* What you should do
Please repeat the listing exactly, with every line intact.

* Dataset content
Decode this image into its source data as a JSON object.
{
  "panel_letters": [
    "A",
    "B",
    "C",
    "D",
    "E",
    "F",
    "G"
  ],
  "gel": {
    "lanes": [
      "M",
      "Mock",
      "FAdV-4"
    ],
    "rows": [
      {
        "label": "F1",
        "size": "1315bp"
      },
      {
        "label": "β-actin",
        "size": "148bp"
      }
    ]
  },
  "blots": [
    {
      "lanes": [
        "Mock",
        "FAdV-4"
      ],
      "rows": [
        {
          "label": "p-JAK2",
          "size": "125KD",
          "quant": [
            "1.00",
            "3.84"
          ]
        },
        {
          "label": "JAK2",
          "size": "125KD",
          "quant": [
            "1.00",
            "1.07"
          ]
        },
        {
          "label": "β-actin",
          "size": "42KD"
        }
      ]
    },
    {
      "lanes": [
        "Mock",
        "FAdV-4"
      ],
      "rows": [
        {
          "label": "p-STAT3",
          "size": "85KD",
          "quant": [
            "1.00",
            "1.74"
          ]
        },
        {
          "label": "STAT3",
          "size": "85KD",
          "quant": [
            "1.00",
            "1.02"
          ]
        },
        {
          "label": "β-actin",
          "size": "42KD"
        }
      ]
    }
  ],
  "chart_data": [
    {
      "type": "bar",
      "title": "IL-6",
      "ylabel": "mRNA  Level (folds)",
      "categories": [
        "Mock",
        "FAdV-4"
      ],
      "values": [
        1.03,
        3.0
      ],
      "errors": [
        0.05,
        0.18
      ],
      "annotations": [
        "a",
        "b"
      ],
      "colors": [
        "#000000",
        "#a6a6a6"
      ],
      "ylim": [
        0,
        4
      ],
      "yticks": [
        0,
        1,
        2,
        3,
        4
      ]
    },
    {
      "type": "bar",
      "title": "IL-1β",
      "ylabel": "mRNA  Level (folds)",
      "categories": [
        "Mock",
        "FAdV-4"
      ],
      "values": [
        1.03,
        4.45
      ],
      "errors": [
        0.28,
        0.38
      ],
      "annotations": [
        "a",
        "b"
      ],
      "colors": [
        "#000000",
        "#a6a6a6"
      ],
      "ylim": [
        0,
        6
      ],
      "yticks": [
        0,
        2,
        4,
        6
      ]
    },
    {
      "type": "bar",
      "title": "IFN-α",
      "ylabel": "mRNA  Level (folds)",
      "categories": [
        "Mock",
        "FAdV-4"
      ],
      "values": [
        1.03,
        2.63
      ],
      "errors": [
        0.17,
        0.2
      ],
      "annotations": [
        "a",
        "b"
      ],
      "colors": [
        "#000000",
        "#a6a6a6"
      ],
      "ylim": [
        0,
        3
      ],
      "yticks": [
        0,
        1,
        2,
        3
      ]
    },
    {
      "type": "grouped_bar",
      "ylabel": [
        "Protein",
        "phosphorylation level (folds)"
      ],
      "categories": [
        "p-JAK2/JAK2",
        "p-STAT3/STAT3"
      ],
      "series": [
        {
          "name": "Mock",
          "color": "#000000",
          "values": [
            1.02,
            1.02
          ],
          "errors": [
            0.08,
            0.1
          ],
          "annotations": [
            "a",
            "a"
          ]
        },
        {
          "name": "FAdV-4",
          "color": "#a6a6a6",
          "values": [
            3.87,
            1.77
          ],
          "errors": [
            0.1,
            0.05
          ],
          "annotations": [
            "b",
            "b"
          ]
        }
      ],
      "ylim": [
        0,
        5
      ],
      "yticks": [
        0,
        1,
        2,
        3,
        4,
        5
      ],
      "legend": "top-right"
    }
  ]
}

* Completed exercise
Decode this image into its source data as a JSON object.
{
  "panel_letters": [
    "A",
    "B",
    "C",
    "D",
    "E",
    "F",
    "G"
  ],
  "gel": {
    "lanes": [
      "M",
      "Mock",
      "FAdV-4"
    ],
    "rows": [
      {
        "label": "F1",
        "size": "1315bp"
      },
      {
        "label": "β-actin",
        "size": "148bp"
      }
    ]
  },
  "blots": [
    {
      "lanes": [
        "Mock",
        "FAdV-4"
      ],
      "rows": [
        {
          "label": "p-JAK2",
          "size": "125KD",
          "quant": [
            "1.00",
            "3.84"
          ]
        },
        {
          "label": "JAK2",
          "size": "125KD",
          "quant": [
            "1.00",
            "1.07"
          ]
        },
        {
          "label": "β-actin",
          "size": "42KD"
        }
      ]
    },
    {
      "lanes": [
        "Mock",
        "FAdV-4"
      ],
      "rows": [
        {
          "label": "p-STAT3",
          "size": "85KD",
          "quant": [
            "1.00",
            "1.74"
          ]
        },
        {
          "label": "STAT3",
          "size": "85KD",
          "quant": [
            "1.00",
            "1.02"
          ]
        },
        {
          "label": "β-actin",
          "size": "42KD"
        }
      ]
    }
  ],
  "chart_data": [
    {
      "type": "bar",
      "title": "IL-6",
      "ylabel": "mRNA  Level (folds)",
      "categories": [
        "Mock",
        "FAdV-4"
      ],
      "values": [
        1.03,
        3.0
      ],
      "errors": [
        0.05,
        0.18
      ],
      "annotations": [
        "a",
        "b"
      ],
      "colors": [
        "#000000",
        "#a6a6a6"
      ],
      "ylim": [
        0,
        4
      ],
      "yticks": [
        0,
        1,
        2,
        3,
        4
      ]
    },
    {
      "type": "bar",
      "title": "IL-1β",
      "ylabel": "mRNA  Level (folds)",
      "categories": [
        "Mock",
        "FAdV-4"
      ],
      "values": [
        1.03,
        4.45
      ],
      "errors": [
        0.28,
        0.38
      ],
      "annotations": [
        "a",
        "b"
      ],
      "colors": [
        "#000000",
        "#a6a6a6"
      ],
      "ylim": [
        0,
        6
      ],
      "yticks": [
        0,
        2,
        4,
        6
      ]
    },
    {
      "type": "bar",
      "title": "IFN-α",
      "ylabel": "mRNA  Level (folds)",
      "categories": [
        "Mock",
        "FAdV-4"
      ],
      "values": [
        1.03,
        2.63
      ],
      "errors": [
        0.17,
        0.2
      ],
      "annotations": [
        "a",
        "b"
      ],
      "colors": [
        "#000000",
        "#a6a6a6"
      ],
      "ylim": [
        0,
        3
      ],
      "yticks": [
        0,
        1,
        2,
        3
      ]
    },
    {
      "type": "grouped_bar",
      "ylabel": [
        "Protein",
        "phosphorylation level (folds)"
      ],
      "categories": [
        "p-JAK2/JAK2",
        "p-STAT3/STAT3"
      ],
      "series": [
        {
          "name": "Mock",
          "color": "#000000",
          "values": [
            1.02,
            1.02
          ],
          "errors": [
            0.08,
            0.1
          ],
          "annotations": [
            "a",
            "a"
          ]
        },
        {
          "name": "FAdV-4",
          "color": "#a6a6a6",
          "values": [
            3.87,
            1.77
          ],
          "errors": [
            0.1,
            0.05
          ],
          "annotations": [
            "b",
            "b"
          ]
        }
      ],
      "ylim": [
        0,
        5
      ],
      "yticks": [
        0,
        1,
        2,
        3,
        4,
        5
      ],
      "legend": "top-right"
    }
  ]
}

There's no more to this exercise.